**Description of the task:** Your answer should be one number: how many lines of the data include the string "biển"?

**Dataset extract:**
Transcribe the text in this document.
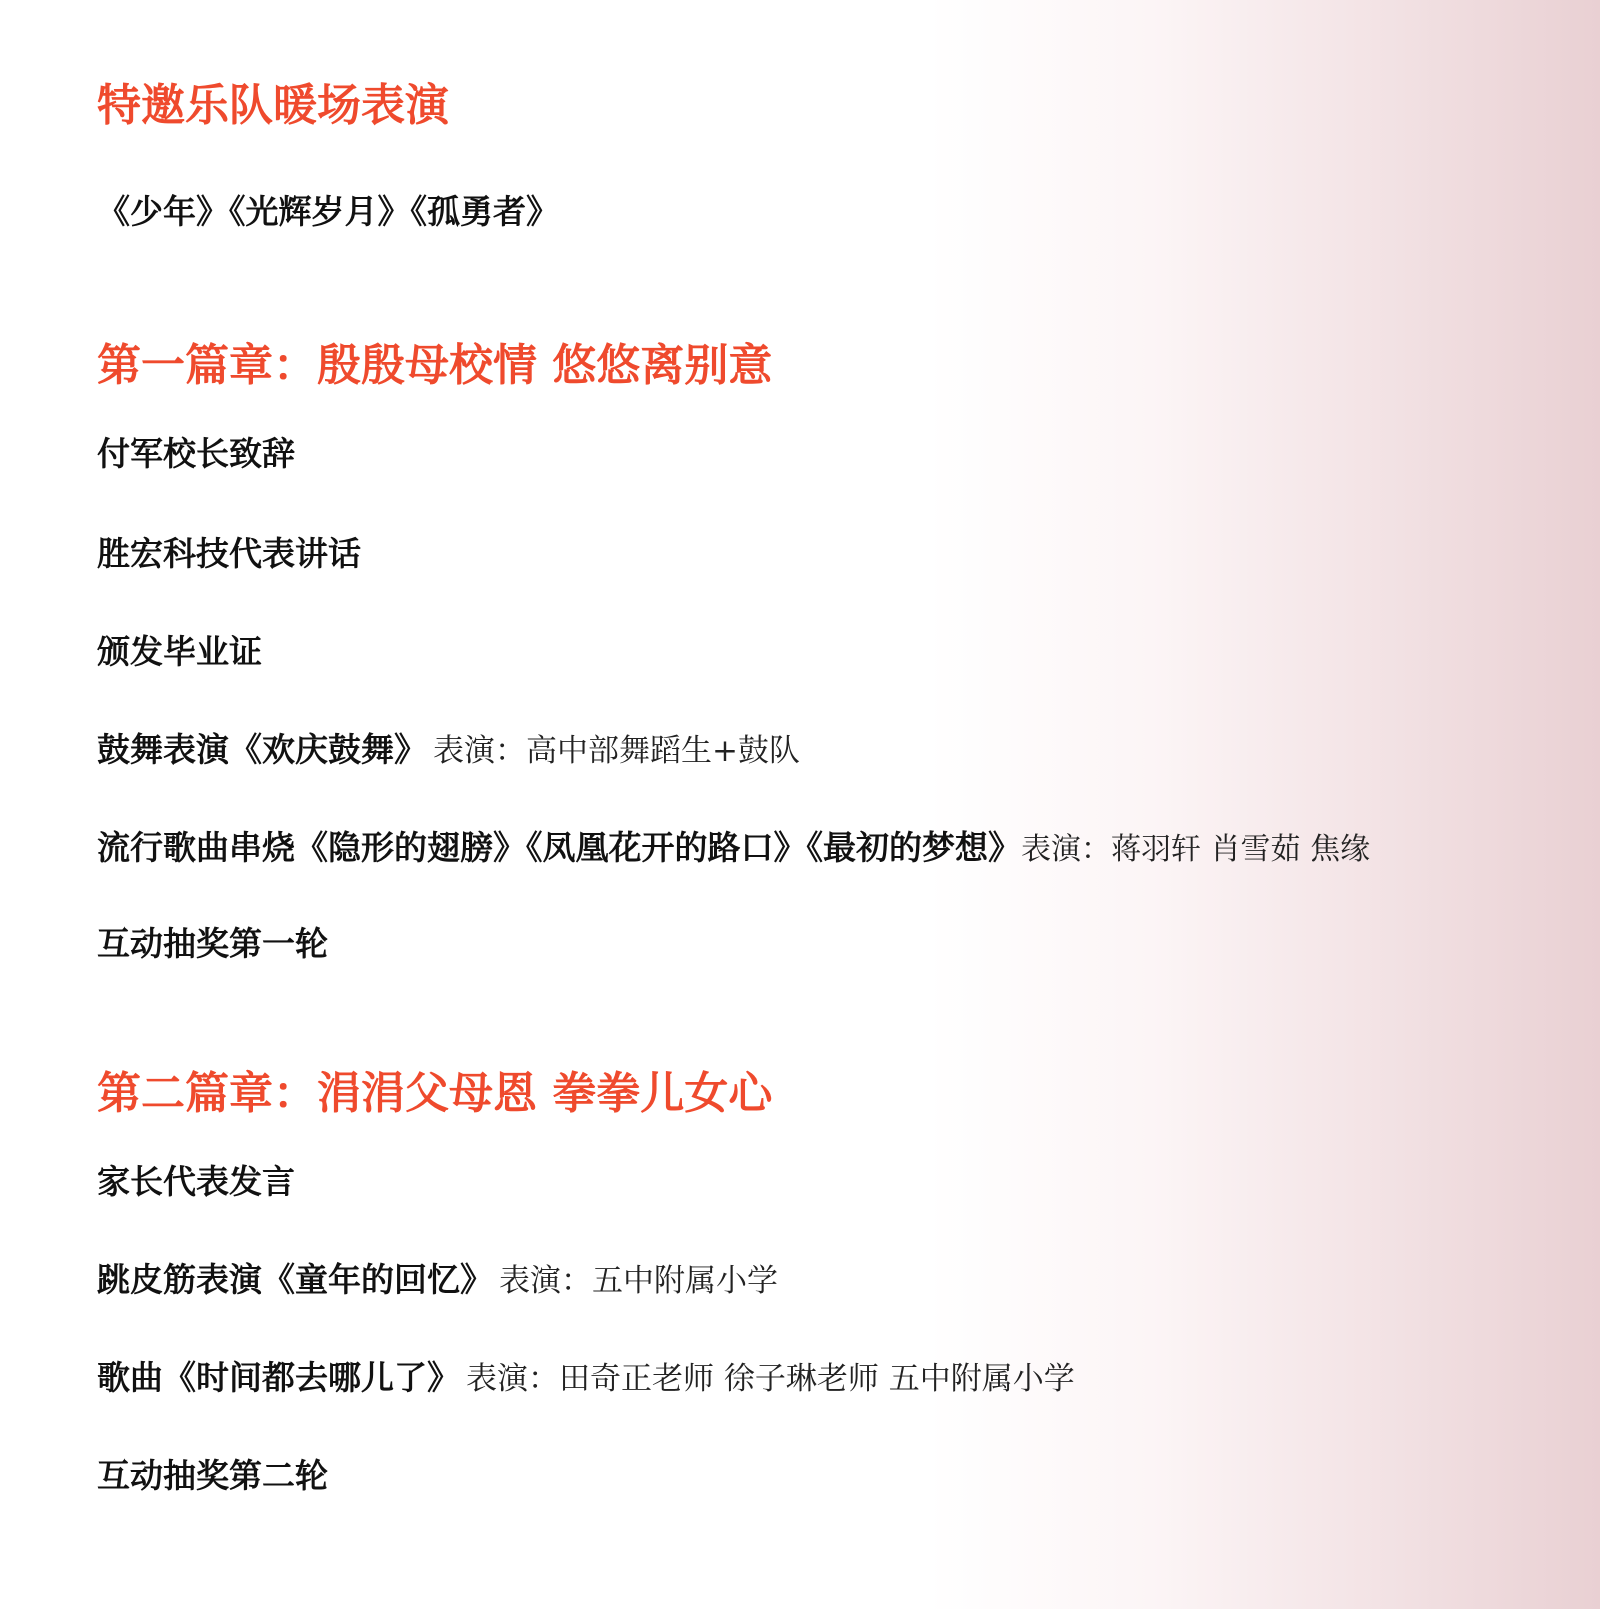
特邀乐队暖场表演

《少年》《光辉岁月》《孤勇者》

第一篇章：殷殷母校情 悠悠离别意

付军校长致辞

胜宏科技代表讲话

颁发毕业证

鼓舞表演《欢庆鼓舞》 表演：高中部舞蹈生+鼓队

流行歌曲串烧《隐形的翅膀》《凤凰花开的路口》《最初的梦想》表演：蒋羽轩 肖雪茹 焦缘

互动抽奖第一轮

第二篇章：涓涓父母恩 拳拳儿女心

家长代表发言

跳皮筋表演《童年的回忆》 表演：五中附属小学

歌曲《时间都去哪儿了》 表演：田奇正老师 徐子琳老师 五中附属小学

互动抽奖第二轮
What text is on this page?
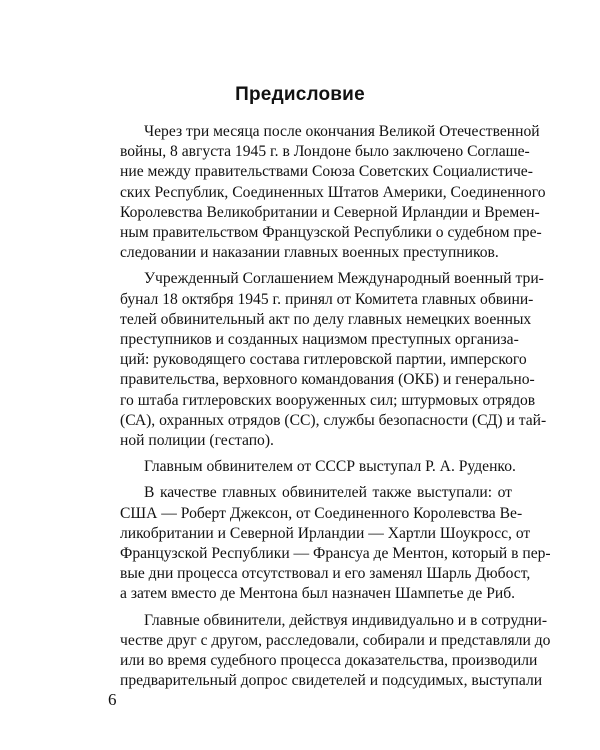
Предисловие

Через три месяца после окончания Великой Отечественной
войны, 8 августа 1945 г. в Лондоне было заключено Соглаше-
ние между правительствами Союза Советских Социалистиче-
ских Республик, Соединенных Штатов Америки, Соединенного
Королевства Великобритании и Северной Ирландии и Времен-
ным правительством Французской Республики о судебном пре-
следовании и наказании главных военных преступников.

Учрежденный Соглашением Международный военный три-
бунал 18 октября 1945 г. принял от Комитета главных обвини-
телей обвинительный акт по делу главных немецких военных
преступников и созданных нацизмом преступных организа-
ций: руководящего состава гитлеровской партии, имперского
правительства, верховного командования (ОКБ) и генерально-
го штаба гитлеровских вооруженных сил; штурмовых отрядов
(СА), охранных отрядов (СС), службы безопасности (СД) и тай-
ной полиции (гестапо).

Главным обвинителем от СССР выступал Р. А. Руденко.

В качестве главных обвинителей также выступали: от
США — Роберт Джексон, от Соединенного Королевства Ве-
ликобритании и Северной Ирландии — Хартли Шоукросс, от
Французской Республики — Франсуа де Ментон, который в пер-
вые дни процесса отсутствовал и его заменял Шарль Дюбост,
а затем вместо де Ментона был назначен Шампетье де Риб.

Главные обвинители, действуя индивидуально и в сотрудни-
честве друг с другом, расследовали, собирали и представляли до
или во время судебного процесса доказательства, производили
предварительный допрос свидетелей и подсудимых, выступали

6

...

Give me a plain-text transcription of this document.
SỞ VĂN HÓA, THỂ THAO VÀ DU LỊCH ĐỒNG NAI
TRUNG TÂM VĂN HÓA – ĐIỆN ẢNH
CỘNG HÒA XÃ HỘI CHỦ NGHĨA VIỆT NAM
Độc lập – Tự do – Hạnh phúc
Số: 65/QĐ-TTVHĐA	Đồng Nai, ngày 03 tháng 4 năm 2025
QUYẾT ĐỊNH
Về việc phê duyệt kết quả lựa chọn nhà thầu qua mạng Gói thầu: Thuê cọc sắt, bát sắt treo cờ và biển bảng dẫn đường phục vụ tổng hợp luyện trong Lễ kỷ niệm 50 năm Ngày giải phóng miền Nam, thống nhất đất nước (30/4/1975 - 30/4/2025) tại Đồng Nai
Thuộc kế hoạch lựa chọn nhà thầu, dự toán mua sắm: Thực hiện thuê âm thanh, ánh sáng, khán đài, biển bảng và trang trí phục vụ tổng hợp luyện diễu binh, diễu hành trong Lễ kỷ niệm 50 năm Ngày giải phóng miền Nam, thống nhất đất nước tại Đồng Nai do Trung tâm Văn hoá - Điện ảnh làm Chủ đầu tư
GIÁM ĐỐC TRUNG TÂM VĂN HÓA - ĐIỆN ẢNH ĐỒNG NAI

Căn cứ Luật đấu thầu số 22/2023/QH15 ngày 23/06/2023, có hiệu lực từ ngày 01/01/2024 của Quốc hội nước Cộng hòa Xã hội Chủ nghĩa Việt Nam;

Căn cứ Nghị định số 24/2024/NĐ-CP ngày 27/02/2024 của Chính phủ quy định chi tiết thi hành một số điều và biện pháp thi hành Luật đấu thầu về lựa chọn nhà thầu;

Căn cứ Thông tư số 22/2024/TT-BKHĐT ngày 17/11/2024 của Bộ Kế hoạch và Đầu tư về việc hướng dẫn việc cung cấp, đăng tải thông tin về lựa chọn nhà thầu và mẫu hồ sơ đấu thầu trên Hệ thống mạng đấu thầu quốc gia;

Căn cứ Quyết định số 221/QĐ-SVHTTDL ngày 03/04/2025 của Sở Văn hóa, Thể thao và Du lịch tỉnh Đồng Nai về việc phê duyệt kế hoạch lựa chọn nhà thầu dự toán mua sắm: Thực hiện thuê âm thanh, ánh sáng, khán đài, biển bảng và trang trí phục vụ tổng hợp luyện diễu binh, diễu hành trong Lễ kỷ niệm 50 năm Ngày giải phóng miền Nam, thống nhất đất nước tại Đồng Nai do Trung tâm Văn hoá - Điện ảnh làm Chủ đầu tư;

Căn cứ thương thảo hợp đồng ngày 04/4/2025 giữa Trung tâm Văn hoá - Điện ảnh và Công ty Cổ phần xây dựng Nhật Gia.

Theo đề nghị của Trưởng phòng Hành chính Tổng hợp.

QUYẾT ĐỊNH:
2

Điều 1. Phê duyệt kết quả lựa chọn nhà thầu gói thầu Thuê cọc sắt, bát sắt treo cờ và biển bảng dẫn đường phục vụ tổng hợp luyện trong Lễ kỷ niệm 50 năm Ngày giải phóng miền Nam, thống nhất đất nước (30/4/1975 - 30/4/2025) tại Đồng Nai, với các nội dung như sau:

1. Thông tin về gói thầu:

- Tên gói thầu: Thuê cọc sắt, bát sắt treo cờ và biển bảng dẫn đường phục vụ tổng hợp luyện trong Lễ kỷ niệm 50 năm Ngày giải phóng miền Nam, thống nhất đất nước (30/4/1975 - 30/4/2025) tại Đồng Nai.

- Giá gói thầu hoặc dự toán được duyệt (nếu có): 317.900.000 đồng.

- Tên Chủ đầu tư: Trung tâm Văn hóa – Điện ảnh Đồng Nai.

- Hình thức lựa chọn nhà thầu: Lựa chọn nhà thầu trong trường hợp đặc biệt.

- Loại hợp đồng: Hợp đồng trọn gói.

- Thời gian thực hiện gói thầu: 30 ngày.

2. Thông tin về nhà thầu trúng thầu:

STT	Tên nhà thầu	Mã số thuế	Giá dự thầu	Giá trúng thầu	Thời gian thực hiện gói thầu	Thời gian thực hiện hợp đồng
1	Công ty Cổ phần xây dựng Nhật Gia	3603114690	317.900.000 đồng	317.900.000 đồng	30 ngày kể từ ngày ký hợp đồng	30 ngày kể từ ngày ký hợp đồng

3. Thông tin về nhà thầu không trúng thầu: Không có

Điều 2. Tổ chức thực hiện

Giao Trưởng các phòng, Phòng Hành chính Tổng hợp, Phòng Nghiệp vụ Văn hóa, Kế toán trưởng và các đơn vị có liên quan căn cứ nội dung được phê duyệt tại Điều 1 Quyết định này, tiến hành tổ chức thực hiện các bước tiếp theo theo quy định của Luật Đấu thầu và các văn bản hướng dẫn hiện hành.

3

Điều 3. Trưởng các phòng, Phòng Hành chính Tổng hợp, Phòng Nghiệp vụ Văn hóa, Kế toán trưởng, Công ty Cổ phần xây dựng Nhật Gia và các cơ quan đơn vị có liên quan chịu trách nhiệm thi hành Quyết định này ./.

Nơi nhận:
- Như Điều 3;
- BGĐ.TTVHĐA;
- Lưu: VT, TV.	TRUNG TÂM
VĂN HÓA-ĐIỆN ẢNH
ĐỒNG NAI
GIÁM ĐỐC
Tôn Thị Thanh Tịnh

**Output of the task:** 5